[Begin Data in this exercise]

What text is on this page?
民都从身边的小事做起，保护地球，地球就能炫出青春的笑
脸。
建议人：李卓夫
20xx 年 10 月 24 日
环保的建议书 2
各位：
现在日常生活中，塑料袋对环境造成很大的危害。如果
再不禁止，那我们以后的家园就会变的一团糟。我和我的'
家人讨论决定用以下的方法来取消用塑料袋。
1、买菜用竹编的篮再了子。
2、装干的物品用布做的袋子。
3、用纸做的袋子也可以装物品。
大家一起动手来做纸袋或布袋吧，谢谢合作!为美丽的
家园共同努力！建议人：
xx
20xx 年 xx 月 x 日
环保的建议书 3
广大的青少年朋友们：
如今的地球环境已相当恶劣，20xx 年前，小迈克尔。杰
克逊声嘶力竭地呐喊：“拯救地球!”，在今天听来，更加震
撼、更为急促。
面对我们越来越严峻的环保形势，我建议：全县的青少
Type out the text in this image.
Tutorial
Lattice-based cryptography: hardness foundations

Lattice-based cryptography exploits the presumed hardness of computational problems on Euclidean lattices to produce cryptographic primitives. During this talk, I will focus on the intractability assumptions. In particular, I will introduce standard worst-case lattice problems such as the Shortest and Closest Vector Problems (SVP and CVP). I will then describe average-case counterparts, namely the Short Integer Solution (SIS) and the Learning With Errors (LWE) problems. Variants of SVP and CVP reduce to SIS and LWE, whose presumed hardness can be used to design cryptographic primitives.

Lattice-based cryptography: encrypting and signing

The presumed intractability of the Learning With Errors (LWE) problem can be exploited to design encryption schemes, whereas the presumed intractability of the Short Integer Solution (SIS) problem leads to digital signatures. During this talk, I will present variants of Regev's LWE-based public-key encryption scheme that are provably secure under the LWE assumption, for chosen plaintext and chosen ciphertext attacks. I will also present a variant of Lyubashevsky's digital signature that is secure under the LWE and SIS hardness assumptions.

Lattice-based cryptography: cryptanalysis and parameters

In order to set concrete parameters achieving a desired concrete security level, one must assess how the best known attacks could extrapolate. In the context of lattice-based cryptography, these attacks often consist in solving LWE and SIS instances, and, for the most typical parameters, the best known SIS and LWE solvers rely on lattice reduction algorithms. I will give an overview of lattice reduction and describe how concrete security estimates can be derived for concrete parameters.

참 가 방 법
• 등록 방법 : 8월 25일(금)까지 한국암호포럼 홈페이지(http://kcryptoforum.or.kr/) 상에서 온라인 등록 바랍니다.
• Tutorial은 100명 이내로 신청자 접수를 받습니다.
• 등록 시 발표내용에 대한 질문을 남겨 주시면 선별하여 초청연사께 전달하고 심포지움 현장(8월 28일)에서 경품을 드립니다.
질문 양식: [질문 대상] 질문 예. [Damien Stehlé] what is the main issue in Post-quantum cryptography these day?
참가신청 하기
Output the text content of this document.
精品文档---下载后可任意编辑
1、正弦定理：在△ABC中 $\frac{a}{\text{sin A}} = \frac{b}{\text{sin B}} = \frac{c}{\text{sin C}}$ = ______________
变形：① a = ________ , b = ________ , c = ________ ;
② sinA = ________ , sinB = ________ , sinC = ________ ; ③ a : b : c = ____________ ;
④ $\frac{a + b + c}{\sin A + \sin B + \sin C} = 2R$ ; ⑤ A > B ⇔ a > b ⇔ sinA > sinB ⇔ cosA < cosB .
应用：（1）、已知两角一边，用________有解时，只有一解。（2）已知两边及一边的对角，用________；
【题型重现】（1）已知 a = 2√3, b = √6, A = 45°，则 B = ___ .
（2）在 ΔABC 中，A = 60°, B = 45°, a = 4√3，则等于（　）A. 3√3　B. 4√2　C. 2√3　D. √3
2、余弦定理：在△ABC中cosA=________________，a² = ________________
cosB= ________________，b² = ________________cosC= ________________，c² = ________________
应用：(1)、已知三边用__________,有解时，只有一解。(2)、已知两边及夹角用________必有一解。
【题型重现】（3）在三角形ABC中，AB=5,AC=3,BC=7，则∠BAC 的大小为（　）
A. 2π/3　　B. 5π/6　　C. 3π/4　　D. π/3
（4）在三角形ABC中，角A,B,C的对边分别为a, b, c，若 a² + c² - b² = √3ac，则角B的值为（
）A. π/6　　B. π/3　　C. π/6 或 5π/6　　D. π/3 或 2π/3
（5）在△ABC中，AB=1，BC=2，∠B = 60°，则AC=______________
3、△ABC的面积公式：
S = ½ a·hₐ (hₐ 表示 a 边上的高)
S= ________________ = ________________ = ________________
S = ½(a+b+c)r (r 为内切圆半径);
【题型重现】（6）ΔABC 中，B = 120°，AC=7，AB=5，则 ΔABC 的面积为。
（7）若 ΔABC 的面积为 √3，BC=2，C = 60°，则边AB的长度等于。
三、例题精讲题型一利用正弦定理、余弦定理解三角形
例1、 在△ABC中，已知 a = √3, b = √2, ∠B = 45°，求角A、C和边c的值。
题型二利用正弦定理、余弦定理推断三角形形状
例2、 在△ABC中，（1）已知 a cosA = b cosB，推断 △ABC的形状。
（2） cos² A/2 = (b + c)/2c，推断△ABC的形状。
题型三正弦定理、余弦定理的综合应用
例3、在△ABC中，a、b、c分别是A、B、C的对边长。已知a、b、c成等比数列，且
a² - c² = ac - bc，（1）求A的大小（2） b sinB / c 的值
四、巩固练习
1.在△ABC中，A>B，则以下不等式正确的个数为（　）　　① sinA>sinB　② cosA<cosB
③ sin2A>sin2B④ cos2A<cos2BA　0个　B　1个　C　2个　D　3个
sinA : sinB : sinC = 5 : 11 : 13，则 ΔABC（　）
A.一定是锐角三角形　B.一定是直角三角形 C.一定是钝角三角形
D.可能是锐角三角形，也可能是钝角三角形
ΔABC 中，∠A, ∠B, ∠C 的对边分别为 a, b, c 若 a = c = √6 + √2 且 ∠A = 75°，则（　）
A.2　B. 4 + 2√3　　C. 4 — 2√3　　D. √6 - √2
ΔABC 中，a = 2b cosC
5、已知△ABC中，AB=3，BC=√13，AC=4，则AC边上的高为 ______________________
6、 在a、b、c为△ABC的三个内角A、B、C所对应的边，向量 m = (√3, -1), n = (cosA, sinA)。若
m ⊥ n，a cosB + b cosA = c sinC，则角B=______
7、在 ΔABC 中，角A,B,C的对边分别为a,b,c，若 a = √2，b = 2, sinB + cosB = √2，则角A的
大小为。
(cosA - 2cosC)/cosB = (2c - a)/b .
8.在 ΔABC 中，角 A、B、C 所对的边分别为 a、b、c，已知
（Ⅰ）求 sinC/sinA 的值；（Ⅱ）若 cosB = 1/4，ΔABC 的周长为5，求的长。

[End Data in this exercise]

Written task
Scan the entries above. Copy each line that has the string "Solution".

The reply
Lattice-based cryptography exploits the presumed hardness of computational problems on Euclidean lattices to produce cryptographic primitives. During this talk, I will focus on the intractability assumptions. In particular, I will introduce standard worst-case lattice problems such as the Shortest and Closest Vector Problems (SVP and CVP). I will then describe average-case counterparts, namely the Short Integer Solution (SIS) and the Learning With Errors (LWE) problems. Variants of SVP and CVP reduce to SIS and LWE, whose presumed hardness can be used to design cryptographic primitives.
The presumed intractability of the Learning With Errors (LWE) problem can be exploited to design encryption schemes, whereas the presumed intractability of the Short Integer Solution (SIS) problem leads to digital signatures. During this talk, I will present variants of Regev's LWE-based public-key encryption scheme that are provably secure under the LWE assumption, for chosen plaintext and chosen ciphertext attacks. I will also present a variant of Lyubashevsky's digital signature that is secure under the LWE and SIS hardness assumptions.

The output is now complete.